- **WORK REQUEST**:
The data must be transcribed exactly, with no line missing.

═══ DATA IN THIS EXERCISE ═══

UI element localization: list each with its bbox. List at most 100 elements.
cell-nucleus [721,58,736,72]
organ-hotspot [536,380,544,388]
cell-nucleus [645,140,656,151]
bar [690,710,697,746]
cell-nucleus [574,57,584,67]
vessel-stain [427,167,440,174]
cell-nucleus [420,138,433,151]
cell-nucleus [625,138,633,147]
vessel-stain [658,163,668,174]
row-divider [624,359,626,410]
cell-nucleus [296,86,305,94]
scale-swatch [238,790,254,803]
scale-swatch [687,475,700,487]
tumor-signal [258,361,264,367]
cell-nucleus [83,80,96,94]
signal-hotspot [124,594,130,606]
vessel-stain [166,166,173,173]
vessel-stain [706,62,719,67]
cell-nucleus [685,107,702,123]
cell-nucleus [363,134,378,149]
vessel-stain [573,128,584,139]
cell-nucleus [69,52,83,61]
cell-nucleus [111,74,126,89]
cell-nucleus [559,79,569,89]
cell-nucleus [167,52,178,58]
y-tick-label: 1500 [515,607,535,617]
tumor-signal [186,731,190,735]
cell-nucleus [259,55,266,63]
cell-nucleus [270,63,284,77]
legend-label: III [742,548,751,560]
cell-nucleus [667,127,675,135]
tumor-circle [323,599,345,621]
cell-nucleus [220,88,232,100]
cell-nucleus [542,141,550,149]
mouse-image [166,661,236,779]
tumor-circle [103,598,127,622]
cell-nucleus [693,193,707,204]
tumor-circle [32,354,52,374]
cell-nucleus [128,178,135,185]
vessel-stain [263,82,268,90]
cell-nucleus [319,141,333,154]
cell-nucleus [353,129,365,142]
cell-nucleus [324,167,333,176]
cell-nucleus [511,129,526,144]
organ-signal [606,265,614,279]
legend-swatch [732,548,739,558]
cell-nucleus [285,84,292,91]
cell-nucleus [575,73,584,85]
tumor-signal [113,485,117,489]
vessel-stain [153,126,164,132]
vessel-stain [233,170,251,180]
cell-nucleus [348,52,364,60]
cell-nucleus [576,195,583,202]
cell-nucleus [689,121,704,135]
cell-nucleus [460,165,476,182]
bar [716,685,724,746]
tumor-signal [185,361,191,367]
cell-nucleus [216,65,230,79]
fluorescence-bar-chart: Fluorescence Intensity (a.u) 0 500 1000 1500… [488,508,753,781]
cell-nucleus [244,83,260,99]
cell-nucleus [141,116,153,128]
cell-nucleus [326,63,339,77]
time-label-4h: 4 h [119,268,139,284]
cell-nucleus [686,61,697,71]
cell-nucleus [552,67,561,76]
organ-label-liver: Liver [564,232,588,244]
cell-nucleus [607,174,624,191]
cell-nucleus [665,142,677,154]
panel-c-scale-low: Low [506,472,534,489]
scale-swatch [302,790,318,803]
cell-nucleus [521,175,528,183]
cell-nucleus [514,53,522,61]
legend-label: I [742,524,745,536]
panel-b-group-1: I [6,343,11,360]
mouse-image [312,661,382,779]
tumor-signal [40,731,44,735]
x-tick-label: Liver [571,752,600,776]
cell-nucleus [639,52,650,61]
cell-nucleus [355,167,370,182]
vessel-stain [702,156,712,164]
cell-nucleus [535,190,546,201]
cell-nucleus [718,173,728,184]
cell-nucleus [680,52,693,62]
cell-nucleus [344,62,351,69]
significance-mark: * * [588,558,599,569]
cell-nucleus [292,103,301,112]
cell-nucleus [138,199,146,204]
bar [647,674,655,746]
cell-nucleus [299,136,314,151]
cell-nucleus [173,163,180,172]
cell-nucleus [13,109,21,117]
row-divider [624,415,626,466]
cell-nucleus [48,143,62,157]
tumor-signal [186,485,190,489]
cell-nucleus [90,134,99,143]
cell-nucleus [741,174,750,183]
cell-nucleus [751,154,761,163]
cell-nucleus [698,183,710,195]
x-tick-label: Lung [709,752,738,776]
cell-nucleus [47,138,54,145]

═══

- **ANSWER SPACE**:
UI element localization: list each with its bbox. List at most 100 elements.
cell-nucleus [721,58,736,72]
organ-hotspot [536,380,544,388]
cell-nucleus [645,140,656,151]
bar [690,710,697,746]
cell-nucleus [574,57,584,67]
vessel-stain [427,167,440,174]
cell-nucleus [420,138,433,151]
cell-nucleus [625,138,633,147]
vessel-stain [658,163,668,174]
row-divider [624,359,626,410]
cell-nucleus [296,86,305,94]
scale-swatch [238,790,254,803]
scale-swatch [687,475,700,487]
tumor-signal [258,361,264,367]
cell-nucleus [83,80,96,94]
signal-hotspot [124,594,130,606]
vessel-stain [166,166,173,173]
vessel-stain [706,62,719,67]
cell-nucleus [685,107,702,123]
cell-nucleus [363,134,378,149]
vessel-stain [573,128,584,139]
cell-nucleus [69,52,83,61]
cell-nucleus [111,74,126,89]
cell-nucleus [559,79,569,89]
cell-nucleus [167,52,178,58]
y-tick-label: 1500 [515,607,535,617]
tumor-signal [186,731,190,735]
cell-nucleus [259,55,266,63]
cell-nucleus [270,63,284,77]
legend-label: III [742,548,751,560]
cell-nucleus [667,127,675,135]
tumor-circle [323,599,345,621]
cell-nucleus [220,88,232,100]
cell-nucleus [542,141,550,149]
mouse-image [166,661,236,779]
tumor-circle [103,598,127,622]
cell-nucleus [693,193,707,204]
tumor-circle [32,354,52,374]
cell-nucleus [128,178,135,185]
vessel-stain [263,82,268,90]
cell-nucleus [319,141,333,154]
cell-nucleus [353,129,365,142]
cell-nucleus [324,167,333,176]
cell-nucleus [511,129,526,144]
organ-signal [606,265,614,279]
legend-swatch [732,548,739,558]
cell-nucleus [285,84,292,91]
cell-nucleus [575,73,584,85]
tumor-signal [113,485,117,489]
vessel-stain [153,126,164,132]
vessel-stain [233,170,251,180]
cell-nucleus [348,52,364,60]
cell-nucleus [576,195,583,202]
cell-nucleus [689,121,704,135]
cell-nucleus [460,165,476,182]
bar [716,685,724,746]
tumor-signal [185,361,191,367]
cell-nucleus [216,65,230,79]
fluorescence-bar-chart: Fluorescence Intensity (a.u) 0 500 1000 1500… [488,508,753,781]
cell-nucleus [244,83,260,99]
cell-nucleus [141,116,153,128]
cell-nucleus [326,63,339,77]
time-label-4h: 4 h [119,268,139,284]
cell-nucleus [686,61,697,71]
cell-nucleus [552,67,561,76]
organ-label-liver: Liver [564,232,588,244]
cell-nucleus [607,174,624,191]
cell-nucleus [665,142,677,154]
panel-c-scale-low: Low [506,472,534,489]
scale-swatch [302,790,318,803]
cell-nucleus [521,175,528,183]
cell-nucleus [514,53,522,61]
legend-label: I [742,524,745,536]
panel-b-group-1: I [6,343,11,360]
mouse-image [312,661,382,779]
tumor-signal [40,731,44,735]
x-tick-label: Liver [571,752,600,776]
cell-nucleus [639,52,650,61]
cell-nucleus [355,167,370,182]
vessel-stain [702,156,712,164]
cell-nucleus [535,190,546,201]
cell-nucleus [718,173,728,184]
cell-nucleus [680,52,693,62]
cell-nucleus [344,62,351,69]
significance-mark: * * [588,558,599,569]
cell-nucleus [292,103,301,112]
cell-nucleus [138,199,146,204]
bar [647,674,655,746]
cell-nucleus [299,136,314,151]
cell-nucleus [173,163,180,172]
cell-nucleus [13,109,21,117]
row-divider [624,415,626,466]
cell-nucleus [48,143,62,157]
tumor-signal [186,485,190,489]
cell-nucleus [90,134,99,143]
cell-nucleus [741,174,750,183]
cell-nucleus [751,154,761,163]
cell-nucleus [698,183,710,195]
x-tick-label: Lung [709,752,738,776]
cell-nucleus [47,138,54,145]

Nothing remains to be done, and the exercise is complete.